Reproduce all of the data below without alteration; exclude every picture.

# start of INPUT FOR THIS TASK

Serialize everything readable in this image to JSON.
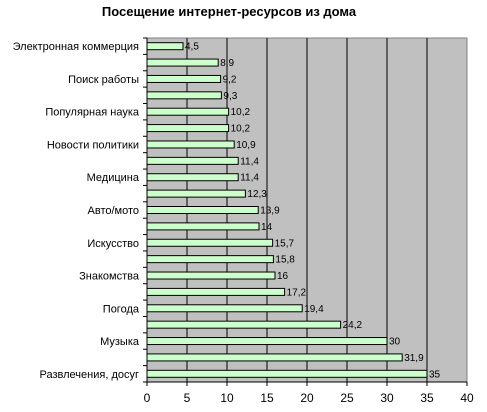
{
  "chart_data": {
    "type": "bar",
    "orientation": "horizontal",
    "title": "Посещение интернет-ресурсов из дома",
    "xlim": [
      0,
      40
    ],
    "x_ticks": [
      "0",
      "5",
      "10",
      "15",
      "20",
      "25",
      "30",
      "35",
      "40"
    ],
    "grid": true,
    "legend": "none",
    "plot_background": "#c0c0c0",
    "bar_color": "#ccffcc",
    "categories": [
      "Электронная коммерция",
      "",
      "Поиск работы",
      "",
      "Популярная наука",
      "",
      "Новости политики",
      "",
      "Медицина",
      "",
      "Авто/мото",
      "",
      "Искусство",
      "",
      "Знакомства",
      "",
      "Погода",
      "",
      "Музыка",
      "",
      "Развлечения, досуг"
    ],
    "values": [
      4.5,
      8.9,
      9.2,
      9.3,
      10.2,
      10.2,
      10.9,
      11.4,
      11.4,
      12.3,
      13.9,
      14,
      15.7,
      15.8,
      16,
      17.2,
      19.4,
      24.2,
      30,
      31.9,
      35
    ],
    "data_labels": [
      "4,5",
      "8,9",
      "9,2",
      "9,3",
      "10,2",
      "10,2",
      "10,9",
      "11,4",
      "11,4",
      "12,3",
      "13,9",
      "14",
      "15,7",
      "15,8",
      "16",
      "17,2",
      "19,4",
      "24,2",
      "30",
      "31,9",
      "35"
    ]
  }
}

# end of INPUT FOR THIS TASK

RESULT OF THE EXERCISE:
Serialize everything readable in this image to JSON.
{
  "chart_data": {
    "type": "bar",
    "orientation": "horizontal",
    "title": "Посещение интернет-ресурсов из дома",
    "xlim": [
      0,
      40
    ],
    "x_ticks": [
      "0",
      "5",
      "10",
      "15",
      "20",
      "25",
      "30",
      "35",
      "40"
    ],
    "grid": true,
    "legend": "none",
    "plot_background": "#c0c0c0",
    "bar_color": "#ccffcc",
    "categories": [
      "Электронная коммерция",
      "",
      "Поиск работы",
      "",
      "Популярная наука",
      "",
      "Новости политики",
      "",
      "Медицина",
      "",
      "Авто/мото",
      "",
      "Искусство",
      "",
      "Знакомства",
      "",
      "Погода",
      "",
      "Музыка",
      "",
      "Развлечения, досуг"
    ],
    "values": [
      4.5,
      8.9,
      9.2,
      9.3,
      10.2,
      10.2,
      10.9,
      11.4,
      11.4,
      12.3,
      13.9,
      14,
      15.7,
      15.8,
      16,
      17.2,
      19.4,
      24.2,
      30,
      31.9,
      35
    ],
    "data_labels": [
      "4,5",
      "8,9",
      "9,2",
      "9,3",
      "10,2",
      "10,2",
      "10,9",
      "11,4",
      "11,4",
      "12,3",
      "13,9",
      "14",
      "15,7",
      "15,8",
      "16",
      "17,2",
      "19,4",
      "24,2",
      "30",
      "31,9",
      "35"
    ]
  }
}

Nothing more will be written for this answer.